* _Given exercise_
Copy out the lines in the data below, from the one containing "- svg-text:Ave East: Ave" through the one containing "- svg-text:Impacted Thorncliffe", unchanged.

Data from a dataset:
-*-*-

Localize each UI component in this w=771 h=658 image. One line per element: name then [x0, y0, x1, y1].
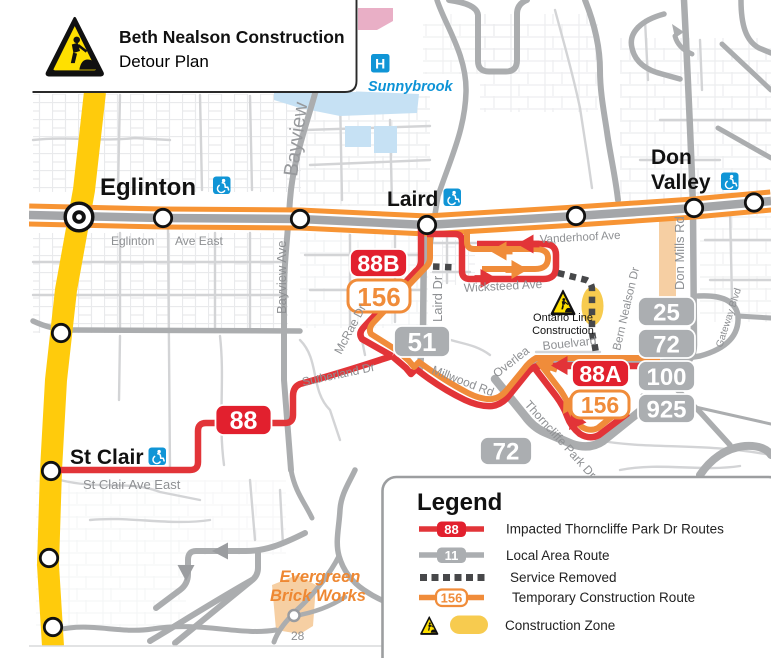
- svg-text:Ave East: Ave East: [175, 234, 223, 248]
- svg-text:88A: 88A: [579, 361, 621, 387]
- svg-text:156: 156: [441, 591, 463, 606]
- svg-text:Beth Nealson Construction: Beth Nealson Construction: [119, 27, 345, 47]
- svg-text:Impacted Thorncliffe Park Dr R: Impacted Thorncliffe Park Dr Routes: [506, 522, 724, 537]
- svg-text:St Clair: St Clair: [70, 446, 144, 469]
- svg-text:72: 72: [493, 439, 520, 466]
- svg-text:St Clair Ave East: St Clair Ave East: [83, 477, 181, 492]
- svg-text:28: 28: [291, 629, 305, 643]
- svg-text:Service Removed: Service Removed: [510, 570, 617, 585]
- svg-text:51: 51: [408, 327, 437, 357]
- svg-text:72: 72: [653, 332, 680, 359]
- svg-text:925: 925: [646, 397, 686, 424]
- svg-text:Local Area Route: Local Area Route: [506, 548, 610, 563]
- svg-text:88B: 88B: [357, 251, 399, 277]
- svg-text:Evergreen: Evergreen: [280, 568, 361, 586]
- svg-text:Detour Plan: Detour Plan: [119, 52, 209, 71]
- svg-text:Laird: Laird: [387, 188, 438, 211]
- svg-text:Sunnybrook: Sunnybrook: [368, 79, 454, 95]
- svg-text:Construction Zone: Construction Zone: [505, 618, 615, 633]
- svg-text:11: 11: [445, 548, 459, 563]
- svg-text:Brick Works: Brick Works: [270, 587, 366, 605]
- svg-text:88: 88: [230, 407, 258, 435]
- svg-text:Temporary Construction Route: Temporary Construction Route: [512, 590, 695, 605]
- svg-text:Ontario Line: Ontario Line: [533, 312, 593, 324]
- svg-text:Valley: Valley: [651, 171, 711, 194]
- svg-text:Laird Dr: Laird Dr: [430, 275, 445, 322]
- svg-text:88: 88: [444, 522, 458, 537]
- svg-text:Don: Don: [651, 146, 692, 169]
- svg-text:H: H: [375, 56, 385, 72]
- svg-text:Don Mills Rd: Don Mills Rd: [672, 216, 687, 290]
- svg-text:Eglinton: Eglinton: [111, 234, 154, 248]
- svg-text:25: 25: [653, 300, 680, 327]
- svg-text:Legend: Legend: [417, 489, 502, 516]
- svg-text:156: 156: [581, 392, 619, 418]
- svg-text:100: 100: [646, 364, 686, 391]
- svg-text:Eglinton: Eglinton: [100, 174, 196, 201]
- svg-text:Bayview Ave: Bayview Ave: [274, 241, 289, 314]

-*-*-

* _Written solution_
- svg-text:Ave East: Ave East: [175, 234, 223, 248]
- svg-text:88A: 88A: [579, 361, 621, 387]
- svg-text:156: 156: [441, 591, 463, 606]
- svg-text:Beth Nealson Construction: Beth Nealson Construction: [119, 27, 345, 47]
- svg-text:Impacted Thorncliffe Park Dr R: Impacted Thorncliffe Park Dr Routes: [506, 522, 724, 537]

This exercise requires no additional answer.